═════ DATA LISTING

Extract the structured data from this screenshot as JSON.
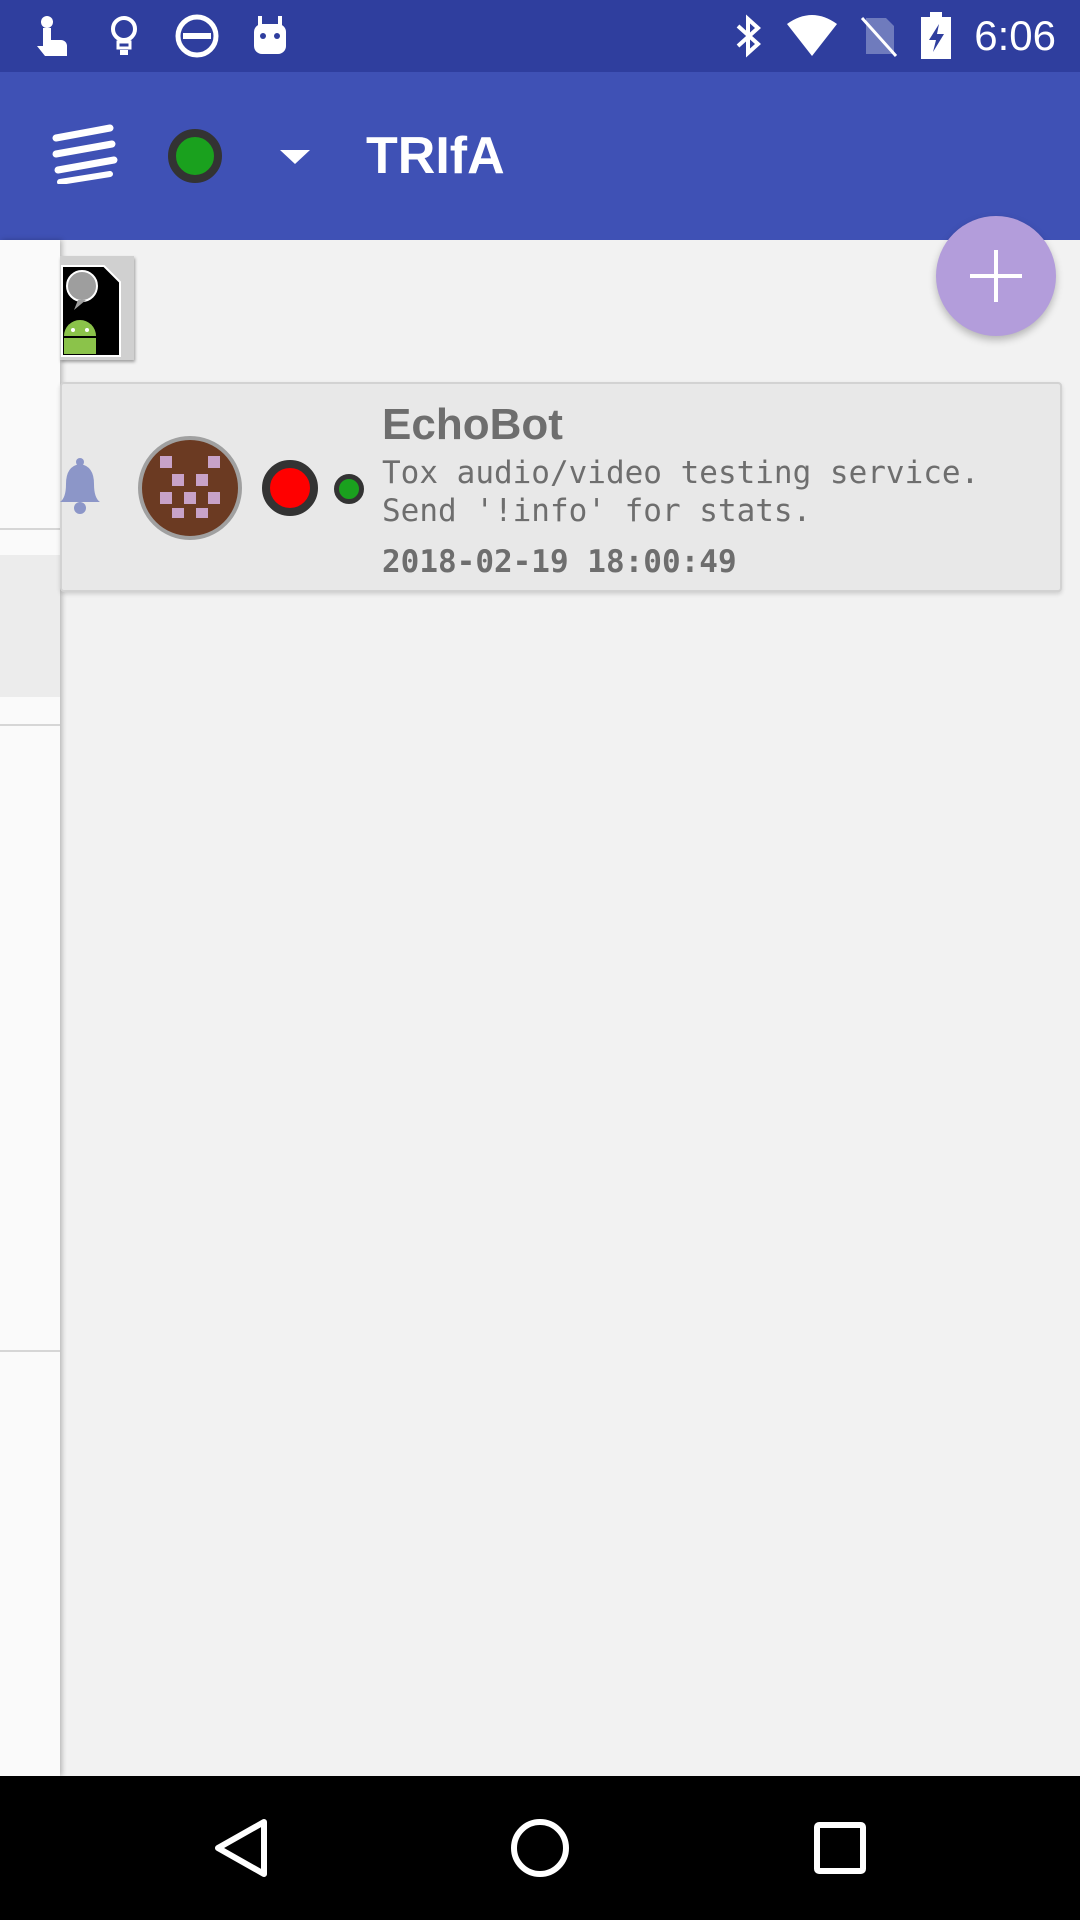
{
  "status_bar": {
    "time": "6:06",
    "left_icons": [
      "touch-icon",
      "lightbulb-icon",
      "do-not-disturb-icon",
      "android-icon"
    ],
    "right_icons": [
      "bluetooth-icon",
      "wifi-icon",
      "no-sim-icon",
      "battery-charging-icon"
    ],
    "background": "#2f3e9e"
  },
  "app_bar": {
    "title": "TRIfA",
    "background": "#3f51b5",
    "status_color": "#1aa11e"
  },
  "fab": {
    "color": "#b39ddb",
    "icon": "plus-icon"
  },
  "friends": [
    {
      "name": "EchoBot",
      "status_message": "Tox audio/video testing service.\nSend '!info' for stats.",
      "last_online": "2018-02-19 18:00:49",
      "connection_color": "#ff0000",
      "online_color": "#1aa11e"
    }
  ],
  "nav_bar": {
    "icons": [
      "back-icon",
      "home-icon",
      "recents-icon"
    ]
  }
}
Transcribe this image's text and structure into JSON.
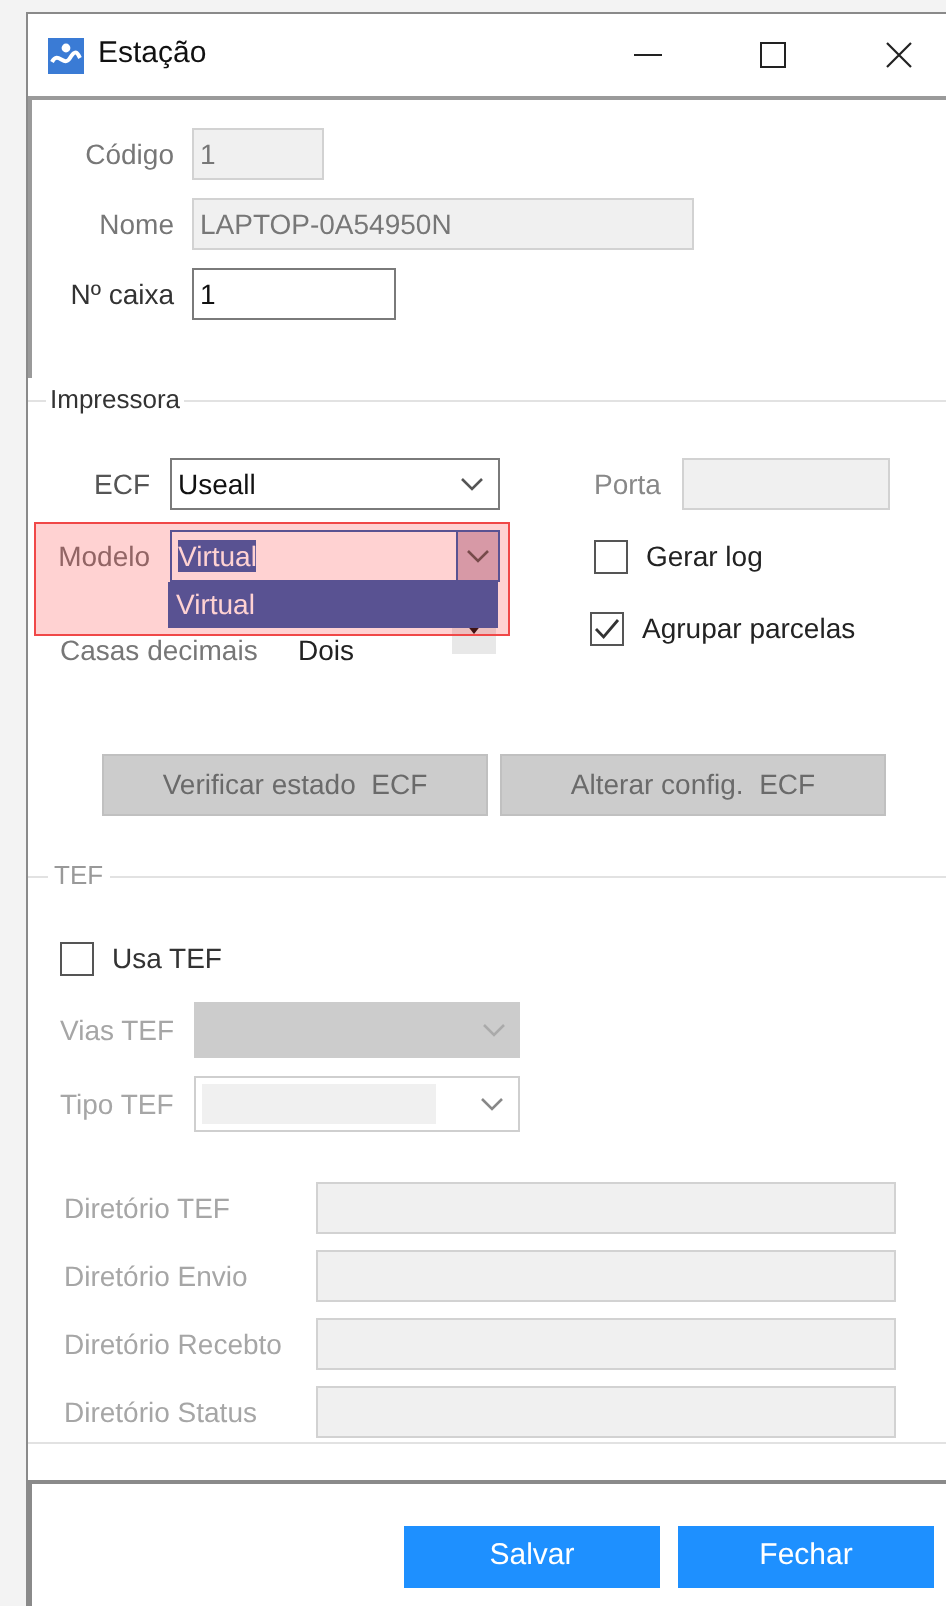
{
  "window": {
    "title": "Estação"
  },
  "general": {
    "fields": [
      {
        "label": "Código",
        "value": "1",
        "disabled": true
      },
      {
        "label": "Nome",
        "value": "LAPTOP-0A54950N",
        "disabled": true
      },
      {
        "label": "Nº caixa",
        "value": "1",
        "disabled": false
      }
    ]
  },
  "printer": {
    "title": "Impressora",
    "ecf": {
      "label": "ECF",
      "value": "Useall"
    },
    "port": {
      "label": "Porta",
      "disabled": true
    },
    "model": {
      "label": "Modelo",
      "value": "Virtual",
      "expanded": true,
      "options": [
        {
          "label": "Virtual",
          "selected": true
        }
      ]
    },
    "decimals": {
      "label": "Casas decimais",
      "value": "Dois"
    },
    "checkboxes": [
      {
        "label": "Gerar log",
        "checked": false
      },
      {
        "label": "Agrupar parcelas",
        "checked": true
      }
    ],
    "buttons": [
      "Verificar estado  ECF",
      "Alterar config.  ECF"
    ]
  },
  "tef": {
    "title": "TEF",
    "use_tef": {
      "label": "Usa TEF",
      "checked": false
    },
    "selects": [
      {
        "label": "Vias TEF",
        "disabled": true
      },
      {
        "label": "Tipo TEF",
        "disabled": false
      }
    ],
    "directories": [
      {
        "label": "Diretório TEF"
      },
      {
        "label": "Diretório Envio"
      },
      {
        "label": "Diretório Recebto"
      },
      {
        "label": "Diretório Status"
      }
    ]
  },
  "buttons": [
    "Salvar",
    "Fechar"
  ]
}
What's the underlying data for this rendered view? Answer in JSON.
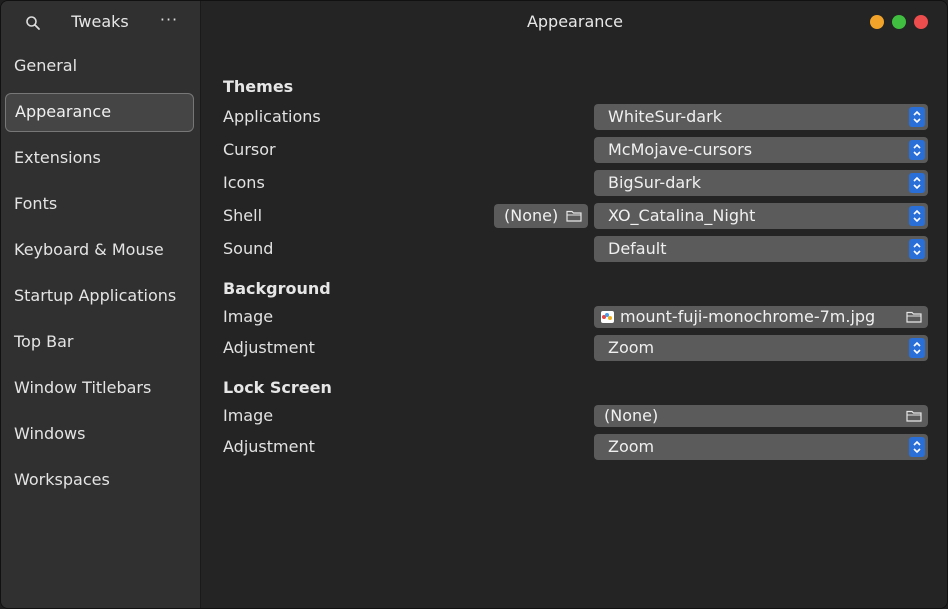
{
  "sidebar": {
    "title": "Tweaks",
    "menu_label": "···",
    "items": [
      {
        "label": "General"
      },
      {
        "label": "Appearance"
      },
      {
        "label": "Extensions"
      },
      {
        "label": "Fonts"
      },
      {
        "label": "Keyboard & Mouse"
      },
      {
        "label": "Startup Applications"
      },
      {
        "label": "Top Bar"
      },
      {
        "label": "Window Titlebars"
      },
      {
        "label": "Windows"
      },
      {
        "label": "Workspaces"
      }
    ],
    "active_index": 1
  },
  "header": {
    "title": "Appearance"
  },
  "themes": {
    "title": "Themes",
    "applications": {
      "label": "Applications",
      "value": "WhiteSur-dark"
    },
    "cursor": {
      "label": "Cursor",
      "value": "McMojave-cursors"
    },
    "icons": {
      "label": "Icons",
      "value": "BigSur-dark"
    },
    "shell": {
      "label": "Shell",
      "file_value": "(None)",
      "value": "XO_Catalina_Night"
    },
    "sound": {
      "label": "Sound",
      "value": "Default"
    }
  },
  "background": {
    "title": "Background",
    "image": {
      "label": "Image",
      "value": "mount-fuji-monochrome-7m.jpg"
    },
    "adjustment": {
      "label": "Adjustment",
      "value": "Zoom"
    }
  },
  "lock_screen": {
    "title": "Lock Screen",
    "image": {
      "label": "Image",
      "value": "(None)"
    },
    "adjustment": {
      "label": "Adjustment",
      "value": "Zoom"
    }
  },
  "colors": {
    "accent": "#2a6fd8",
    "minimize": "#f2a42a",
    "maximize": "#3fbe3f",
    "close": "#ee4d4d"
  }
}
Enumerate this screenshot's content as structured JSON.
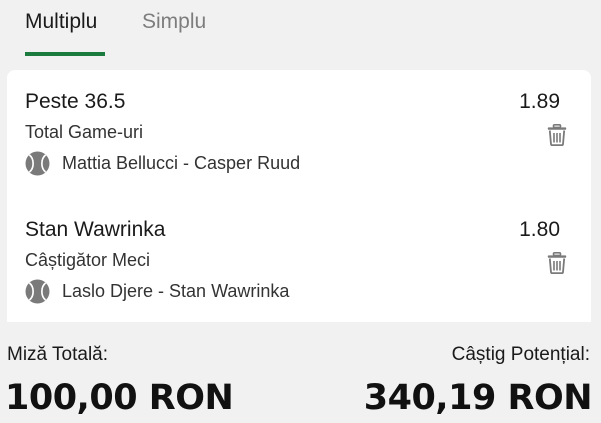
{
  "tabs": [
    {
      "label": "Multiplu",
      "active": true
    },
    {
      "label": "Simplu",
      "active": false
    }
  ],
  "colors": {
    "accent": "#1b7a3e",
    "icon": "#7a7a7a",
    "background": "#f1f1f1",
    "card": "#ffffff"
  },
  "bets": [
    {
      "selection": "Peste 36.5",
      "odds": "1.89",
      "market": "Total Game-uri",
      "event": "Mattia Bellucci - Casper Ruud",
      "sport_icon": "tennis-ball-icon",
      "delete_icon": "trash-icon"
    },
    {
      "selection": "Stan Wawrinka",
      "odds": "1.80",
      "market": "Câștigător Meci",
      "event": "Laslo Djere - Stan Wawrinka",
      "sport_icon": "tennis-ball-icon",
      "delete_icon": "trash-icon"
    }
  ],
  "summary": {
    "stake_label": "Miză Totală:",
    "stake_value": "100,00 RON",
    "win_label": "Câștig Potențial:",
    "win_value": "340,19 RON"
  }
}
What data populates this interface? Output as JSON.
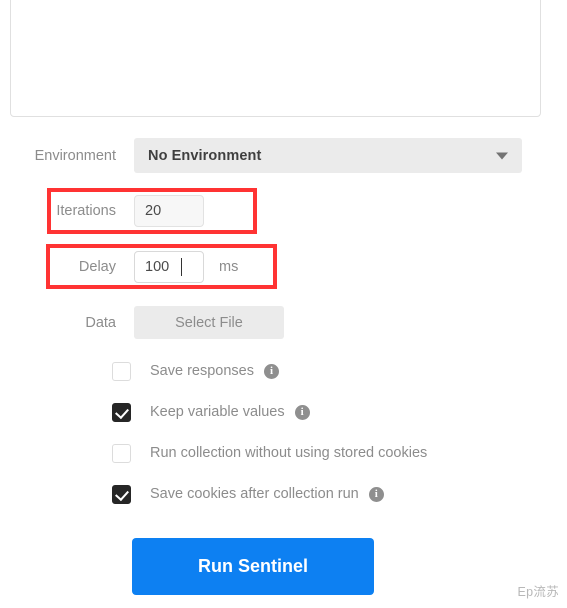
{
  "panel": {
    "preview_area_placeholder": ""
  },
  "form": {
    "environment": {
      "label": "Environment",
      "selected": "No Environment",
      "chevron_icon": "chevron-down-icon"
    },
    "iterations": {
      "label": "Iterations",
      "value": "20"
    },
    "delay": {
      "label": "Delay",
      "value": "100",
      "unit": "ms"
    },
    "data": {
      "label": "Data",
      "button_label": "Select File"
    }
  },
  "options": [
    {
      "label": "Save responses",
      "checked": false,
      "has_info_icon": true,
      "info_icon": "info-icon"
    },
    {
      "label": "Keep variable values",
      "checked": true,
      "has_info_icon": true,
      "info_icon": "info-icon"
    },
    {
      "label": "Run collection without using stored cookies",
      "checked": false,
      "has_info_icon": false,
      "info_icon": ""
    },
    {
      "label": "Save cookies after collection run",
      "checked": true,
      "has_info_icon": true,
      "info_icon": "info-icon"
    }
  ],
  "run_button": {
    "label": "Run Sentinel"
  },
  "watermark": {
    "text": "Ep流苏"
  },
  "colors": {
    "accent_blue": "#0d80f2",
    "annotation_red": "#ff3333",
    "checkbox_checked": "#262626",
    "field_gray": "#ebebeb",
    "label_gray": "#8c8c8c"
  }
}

══════════

Pick out the lines that include the word "false" and write them out.

- **SOLUTION TO THIS PROBLEM**:
        "disabled": false
        "checked": false
      "checked": false
        "disabled": false
      "active": false
      "checked": false,
      "checked": false,
      "has_info_icon": false,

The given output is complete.